═════ DATASET ENTRIES

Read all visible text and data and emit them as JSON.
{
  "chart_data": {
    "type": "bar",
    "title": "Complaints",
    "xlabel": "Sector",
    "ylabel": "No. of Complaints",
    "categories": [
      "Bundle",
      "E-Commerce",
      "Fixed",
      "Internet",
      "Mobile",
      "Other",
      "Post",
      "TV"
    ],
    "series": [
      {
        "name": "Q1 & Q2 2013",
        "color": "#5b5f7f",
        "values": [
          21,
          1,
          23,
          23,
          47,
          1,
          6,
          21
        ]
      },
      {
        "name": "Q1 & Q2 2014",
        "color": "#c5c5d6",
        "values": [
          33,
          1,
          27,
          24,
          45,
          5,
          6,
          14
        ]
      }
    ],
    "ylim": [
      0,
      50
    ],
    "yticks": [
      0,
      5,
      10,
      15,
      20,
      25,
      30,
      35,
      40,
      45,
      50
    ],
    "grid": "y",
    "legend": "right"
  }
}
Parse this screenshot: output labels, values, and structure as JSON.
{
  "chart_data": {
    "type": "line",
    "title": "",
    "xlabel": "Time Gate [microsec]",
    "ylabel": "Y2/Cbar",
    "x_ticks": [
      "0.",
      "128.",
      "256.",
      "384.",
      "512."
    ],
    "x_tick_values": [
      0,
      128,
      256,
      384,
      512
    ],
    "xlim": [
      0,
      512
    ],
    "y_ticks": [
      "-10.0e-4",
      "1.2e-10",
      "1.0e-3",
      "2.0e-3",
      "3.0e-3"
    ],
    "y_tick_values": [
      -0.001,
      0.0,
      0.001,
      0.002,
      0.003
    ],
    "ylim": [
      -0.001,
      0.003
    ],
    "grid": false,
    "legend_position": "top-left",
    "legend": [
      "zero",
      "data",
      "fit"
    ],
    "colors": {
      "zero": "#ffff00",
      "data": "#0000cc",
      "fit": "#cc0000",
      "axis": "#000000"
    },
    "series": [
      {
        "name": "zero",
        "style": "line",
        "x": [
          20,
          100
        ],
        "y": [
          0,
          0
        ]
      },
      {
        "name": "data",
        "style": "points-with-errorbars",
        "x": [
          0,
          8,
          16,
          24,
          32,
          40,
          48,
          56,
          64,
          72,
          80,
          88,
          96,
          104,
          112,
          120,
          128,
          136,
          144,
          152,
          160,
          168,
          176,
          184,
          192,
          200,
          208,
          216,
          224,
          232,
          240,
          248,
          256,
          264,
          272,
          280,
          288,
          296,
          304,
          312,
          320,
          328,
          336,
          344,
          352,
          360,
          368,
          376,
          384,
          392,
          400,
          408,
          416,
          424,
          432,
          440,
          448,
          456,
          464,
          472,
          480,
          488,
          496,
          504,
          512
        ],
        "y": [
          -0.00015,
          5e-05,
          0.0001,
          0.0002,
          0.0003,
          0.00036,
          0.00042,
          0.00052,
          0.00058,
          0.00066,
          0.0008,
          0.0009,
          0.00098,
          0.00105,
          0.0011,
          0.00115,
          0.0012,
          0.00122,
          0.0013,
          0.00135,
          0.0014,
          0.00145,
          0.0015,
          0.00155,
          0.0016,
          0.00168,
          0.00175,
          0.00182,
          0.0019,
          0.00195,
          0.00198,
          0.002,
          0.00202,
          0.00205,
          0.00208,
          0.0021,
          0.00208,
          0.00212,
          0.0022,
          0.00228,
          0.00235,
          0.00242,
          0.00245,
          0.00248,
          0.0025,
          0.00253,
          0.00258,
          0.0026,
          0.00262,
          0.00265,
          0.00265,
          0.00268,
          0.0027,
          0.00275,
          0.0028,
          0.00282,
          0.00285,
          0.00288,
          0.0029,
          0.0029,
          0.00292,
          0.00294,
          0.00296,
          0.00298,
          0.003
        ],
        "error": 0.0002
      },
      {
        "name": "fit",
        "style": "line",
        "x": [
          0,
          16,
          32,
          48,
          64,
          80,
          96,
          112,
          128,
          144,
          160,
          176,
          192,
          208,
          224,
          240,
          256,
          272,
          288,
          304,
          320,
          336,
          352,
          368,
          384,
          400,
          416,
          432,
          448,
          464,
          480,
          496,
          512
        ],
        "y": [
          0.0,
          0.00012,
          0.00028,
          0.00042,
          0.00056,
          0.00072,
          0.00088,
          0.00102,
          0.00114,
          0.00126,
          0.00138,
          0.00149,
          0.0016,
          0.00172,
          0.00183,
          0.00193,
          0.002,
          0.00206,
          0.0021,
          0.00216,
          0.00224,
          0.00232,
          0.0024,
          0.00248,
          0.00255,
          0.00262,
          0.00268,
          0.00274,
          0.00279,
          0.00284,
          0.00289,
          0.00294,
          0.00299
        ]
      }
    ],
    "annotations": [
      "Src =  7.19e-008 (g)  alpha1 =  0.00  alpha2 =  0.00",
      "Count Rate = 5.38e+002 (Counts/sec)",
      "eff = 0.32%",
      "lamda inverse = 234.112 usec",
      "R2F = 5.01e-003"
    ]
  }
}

══════════

* AIM: Return the number of lines that include the word "JSON", and nothing else.

* RESPONSE TO THE TASK: 2